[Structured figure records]
※

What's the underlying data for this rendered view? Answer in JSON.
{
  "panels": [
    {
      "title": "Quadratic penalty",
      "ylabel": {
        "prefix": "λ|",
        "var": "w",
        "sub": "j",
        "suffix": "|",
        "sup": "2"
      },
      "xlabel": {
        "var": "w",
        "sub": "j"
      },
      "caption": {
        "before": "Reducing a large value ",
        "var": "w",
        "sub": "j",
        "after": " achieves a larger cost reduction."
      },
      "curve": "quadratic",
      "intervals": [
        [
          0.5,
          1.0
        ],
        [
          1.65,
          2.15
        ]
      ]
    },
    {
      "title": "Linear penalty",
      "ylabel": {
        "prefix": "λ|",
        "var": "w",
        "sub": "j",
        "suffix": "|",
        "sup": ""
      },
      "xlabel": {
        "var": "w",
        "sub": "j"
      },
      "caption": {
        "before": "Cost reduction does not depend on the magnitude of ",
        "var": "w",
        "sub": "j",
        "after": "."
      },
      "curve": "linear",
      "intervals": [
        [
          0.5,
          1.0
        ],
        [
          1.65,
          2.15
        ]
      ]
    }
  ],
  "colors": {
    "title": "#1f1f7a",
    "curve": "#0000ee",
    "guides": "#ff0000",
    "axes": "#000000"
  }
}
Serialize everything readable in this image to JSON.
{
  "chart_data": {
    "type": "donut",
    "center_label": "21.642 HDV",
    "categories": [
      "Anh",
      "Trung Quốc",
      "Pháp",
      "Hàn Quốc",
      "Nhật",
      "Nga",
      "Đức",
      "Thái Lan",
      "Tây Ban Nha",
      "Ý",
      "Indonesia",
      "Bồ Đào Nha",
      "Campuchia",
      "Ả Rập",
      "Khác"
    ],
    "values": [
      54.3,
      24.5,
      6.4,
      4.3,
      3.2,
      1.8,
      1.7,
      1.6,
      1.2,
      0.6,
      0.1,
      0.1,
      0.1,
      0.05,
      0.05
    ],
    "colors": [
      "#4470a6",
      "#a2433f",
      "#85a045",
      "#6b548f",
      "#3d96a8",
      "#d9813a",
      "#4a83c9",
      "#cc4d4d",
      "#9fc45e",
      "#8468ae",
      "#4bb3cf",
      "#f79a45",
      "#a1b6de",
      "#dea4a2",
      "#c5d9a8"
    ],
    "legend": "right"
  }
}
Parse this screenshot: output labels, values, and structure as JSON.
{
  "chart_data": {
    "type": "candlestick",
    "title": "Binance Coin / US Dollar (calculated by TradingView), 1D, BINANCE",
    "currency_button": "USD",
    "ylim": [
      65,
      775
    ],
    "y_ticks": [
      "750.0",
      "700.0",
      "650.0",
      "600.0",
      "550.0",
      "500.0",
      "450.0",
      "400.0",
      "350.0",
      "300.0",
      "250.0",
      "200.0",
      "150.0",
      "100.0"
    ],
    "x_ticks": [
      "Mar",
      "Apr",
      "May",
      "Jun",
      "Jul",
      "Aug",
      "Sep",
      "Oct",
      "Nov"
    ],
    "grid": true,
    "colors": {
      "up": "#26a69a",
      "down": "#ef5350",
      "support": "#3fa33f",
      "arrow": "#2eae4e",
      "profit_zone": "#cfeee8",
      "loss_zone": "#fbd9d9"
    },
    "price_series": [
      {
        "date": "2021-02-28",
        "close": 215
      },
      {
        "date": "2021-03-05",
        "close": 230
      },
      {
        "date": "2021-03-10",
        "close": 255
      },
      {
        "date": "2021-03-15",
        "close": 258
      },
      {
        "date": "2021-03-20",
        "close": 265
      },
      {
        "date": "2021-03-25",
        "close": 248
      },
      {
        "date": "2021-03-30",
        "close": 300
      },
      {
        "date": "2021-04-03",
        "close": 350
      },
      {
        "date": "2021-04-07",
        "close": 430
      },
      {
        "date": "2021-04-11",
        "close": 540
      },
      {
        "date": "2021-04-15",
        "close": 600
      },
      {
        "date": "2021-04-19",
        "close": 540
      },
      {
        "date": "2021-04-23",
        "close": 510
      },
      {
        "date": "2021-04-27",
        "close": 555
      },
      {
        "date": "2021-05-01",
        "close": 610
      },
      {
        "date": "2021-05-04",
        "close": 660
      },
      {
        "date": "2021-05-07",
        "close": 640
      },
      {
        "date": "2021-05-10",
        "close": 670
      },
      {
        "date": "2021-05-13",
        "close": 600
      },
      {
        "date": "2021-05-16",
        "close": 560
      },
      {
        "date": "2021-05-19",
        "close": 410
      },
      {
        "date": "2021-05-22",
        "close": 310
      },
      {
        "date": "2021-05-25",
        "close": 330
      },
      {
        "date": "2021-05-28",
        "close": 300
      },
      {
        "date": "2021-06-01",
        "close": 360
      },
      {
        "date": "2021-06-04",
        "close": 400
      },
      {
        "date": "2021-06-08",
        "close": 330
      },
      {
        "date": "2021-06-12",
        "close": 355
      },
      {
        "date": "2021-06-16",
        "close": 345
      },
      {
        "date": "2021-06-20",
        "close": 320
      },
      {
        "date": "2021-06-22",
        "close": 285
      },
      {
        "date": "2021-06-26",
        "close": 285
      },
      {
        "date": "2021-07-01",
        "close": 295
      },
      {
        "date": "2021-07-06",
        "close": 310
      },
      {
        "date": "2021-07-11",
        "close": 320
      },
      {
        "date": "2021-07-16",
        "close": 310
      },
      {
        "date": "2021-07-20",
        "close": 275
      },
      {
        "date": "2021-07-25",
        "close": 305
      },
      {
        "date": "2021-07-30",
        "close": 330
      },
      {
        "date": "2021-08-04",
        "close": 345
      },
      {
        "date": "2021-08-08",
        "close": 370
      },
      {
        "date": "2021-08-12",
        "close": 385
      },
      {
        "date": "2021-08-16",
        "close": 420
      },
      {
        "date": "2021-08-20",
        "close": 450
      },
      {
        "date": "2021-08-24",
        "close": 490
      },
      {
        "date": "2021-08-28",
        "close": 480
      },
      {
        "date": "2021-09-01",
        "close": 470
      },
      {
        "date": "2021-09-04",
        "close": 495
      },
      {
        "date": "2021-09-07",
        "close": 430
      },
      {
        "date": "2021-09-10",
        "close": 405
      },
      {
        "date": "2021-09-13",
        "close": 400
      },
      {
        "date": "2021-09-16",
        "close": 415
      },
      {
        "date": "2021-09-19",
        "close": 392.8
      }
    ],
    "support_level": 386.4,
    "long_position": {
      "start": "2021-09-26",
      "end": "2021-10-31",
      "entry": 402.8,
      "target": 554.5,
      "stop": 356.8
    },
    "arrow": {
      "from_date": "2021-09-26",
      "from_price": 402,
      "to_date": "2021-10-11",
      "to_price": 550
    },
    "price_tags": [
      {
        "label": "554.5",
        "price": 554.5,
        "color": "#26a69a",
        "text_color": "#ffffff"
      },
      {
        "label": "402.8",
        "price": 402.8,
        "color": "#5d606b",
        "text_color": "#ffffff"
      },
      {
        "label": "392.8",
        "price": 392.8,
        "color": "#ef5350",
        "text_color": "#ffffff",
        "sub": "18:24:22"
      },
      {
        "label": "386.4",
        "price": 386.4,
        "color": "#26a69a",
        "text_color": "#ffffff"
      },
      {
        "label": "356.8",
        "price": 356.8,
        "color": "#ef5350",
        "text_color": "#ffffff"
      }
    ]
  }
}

※

▶ _AIM_:
List all lines from the entries that include the word "this".

▶ _RESPONSE BELOW_:
What's the underlying data for this rendered view? Answer in JSON.
Serialize everything readable in this image to JSON.
Parse this screenshot: output labels, values, and structure as JSON.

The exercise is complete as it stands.